§ STATED PROBLEM
Report the number of lines where the string "body" occurs, and write nothing else.

Begin RECORDS SUPPLIED

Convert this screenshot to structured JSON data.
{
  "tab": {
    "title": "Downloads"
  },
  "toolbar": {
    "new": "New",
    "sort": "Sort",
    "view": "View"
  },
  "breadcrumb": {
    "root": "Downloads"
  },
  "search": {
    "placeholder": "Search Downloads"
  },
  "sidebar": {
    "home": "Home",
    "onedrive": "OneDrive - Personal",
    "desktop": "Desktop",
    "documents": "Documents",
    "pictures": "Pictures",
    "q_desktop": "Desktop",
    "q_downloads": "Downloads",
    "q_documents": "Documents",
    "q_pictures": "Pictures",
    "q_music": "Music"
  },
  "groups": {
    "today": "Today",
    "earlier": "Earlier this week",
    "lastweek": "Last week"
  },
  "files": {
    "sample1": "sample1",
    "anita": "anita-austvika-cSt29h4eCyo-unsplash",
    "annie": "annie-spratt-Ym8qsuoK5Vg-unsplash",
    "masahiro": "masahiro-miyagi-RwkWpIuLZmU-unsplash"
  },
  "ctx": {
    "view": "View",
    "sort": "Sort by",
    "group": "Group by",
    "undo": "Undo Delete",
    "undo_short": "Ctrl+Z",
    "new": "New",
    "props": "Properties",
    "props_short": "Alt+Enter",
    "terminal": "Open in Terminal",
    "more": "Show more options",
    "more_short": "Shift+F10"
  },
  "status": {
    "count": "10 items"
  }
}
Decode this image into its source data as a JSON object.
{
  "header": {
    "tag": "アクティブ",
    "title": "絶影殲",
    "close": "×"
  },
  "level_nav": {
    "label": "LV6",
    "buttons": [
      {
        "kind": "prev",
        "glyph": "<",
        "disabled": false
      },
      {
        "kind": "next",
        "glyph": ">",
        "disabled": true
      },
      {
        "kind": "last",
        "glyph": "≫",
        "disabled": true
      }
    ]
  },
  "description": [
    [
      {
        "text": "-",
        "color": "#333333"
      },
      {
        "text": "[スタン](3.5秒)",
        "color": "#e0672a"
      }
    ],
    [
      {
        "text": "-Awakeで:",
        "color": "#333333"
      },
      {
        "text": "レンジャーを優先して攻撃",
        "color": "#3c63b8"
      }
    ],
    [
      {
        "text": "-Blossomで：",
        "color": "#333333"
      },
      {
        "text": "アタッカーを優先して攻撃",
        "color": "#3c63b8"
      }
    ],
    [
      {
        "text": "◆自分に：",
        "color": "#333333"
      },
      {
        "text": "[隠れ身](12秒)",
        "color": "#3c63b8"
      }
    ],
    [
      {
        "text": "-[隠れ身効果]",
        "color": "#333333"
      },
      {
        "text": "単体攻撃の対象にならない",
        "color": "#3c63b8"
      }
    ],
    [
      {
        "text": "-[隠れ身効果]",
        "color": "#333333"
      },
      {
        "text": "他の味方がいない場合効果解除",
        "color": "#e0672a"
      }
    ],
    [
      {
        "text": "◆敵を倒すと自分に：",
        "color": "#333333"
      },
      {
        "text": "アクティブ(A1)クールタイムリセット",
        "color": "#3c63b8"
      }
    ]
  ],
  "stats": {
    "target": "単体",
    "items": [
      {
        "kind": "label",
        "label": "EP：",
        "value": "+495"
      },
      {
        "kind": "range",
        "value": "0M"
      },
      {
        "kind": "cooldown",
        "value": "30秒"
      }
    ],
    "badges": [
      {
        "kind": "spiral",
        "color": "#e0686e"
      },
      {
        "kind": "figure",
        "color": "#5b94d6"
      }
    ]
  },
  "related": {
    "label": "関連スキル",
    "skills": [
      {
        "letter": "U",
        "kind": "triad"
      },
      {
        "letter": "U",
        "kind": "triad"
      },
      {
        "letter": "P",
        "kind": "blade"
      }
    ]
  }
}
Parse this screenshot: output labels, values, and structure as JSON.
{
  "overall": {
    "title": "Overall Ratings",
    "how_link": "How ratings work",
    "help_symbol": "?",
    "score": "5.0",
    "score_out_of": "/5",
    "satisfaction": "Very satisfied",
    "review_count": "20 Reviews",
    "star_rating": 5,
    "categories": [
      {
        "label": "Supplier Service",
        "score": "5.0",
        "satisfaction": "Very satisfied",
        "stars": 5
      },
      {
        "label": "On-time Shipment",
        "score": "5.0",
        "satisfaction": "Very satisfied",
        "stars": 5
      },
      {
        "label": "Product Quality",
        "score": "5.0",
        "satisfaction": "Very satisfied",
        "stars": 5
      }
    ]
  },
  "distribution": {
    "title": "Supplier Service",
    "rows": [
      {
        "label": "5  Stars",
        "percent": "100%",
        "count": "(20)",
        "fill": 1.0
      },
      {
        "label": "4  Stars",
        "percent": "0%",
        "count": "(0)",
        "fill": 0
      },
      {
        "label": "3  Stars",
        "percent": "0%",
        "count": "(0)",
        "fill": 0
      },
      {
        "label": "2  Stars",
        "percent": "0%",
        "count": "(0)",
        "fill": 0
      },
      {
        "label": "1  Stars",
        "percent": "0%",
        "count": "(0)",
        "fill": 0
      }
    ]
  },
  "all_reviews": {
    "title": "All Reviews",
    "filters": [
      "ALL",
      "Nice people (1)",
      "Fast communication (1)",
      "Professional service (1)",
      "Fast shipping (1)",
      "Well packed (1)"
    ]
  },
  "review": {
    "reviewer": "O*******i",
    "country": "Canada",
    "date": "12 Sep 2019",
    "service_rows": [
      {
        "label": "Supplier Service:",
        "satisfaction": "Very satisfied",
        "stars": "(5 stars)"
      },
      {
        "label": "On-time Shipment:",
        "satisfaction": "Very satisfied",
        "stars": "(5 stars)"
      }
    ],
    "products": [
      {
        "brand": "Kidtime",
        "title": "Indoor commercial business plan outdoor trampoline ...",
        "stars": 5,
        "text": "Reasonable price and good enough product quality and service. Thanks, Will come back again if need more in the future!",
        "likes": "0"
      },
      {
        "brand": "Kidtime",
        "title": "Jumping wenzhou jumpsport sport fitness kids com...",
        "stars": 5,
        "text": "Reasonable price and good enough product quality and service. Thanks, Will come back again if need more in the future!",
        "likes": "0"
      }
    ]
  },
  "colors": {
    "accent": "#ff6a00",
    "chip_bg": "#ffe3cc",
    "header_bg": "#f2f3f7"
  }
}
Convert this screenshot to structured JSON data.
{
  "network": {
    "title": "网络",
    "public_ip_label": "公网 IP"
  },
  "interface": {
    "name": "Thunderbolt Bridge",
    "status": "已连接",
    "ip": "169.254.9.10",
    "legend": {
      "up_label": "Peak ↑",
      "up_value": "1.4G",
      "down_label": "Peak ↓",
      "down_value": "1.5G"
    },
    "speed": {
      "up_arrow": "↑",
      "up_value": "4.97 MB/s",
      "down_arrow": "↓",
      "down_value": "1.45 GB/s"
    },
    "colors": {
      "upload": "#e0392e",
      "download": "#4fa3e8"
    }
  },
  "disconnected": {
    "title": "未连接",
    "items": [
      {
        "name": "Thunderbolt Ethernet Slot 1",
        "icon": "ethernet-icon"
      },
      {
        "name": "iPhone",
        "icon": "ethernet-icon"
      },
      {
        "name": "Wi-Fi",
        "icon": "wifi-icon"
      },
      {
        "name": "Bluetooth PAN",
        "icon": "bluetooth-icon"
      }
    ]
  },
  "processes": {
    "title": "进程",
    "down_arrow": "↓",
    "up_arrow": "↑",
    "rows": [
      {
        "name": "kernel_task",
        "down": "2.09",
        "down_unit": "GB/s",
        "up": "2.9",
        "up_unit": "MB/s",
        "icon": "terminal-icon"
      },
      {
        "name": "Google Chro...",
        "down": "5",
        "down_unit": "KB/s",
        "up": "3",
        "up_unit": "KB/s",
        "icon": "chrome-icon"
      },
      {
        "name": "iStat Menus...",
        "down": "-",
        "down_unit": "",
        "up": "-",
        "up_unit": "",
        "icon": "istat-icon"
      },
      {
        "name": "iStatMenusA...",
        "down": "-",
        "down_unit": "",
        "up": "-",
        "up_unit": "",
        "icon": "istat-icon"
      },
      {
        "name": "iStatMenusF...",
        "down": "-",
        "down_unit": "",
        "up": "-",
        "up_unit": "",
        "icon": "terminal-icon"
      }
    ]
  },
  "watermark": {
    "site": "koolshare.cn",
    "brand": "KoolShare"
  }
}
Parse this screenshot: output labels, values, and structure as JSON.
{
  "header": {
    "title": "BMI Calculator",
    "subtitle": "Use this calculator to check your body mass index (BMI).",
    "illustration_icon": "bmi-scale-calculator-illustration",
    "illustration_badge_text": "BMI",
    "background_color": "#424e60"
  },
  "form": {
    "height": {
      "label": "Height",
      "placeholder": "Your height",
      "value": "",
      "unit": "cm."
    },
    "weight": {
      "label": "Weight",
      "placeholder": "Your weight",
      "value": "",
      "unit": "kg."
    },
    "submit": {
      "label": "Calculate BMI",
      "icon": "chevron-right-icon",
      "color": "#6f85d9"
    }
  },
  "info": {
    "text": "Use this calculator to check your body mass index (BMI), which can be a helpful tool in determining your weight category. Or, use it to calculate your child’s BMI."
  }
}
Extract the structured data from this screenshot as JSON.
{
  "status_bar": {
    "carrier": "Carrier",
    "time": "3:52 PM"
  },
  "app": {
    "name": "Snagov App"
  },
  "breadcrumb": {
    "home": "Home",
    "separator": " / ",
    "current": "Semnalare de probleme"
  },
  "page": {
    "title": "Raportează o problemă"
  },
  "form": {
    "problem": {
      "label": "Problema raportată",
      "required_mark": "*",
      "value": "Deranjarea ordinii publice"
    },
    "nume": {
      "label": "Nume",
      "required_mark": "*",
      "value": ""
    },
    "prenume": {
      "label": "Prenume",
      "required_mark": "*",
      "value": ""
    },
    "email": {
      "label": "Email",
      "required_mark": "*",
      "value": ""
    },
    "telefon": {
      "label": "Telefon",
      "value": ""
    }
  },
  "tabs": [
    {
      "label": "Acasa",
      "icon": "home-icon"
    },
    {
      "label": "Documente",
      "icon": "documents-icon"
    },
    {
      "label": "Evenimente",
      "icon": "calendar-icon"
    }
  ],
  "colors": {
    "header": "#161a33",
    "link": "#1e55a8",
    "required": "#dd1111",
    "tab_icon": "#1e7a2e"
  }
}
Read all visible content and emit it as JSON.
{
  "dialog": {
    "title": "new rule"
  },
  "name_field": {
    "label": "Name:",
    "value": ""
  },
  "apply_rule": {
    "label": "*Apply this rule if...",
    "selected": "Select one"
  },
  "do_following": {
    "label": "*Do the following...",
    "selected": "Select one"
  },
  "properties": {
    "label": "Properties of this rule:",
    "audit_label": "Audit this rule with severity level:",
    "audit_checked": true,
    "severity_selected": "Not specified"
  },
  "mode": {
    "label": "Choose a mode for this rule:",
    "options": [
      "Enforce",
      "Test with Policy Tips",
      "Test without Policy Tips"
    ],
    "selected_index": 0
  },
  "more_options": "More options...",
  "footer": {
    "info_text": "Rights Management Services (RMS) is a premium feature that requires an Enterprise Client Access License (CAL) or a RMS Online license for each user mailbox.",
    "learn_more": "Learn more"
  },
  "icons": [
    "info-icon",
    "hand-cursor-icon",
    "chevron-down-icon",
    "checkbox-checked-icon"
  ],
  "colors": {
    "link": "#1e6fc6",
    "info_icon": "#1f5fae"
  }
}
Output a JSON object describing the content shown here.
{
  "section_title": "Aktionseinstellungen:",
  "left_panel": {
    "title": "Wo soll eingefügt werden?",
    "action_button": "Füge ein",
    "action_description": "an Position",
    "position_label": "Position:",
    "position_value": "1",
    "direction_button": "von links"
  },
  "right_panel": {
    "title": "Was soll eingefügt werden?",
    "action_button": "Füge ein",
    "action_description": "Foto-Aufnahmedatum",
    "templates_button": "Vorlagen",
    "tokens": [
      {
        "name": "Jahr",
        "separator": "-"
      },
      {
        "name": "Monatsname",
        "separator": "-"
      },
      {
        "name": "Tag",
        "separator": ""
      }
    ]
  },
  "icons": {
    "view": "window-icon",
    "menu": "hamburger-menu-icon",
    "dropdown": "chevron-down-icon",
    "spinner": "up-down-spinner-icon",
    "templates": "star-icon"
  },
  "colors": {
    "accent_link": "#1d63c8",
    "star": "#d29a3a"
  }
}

End RECORDS SUPPLIED

§ RIGHT ANSWER
2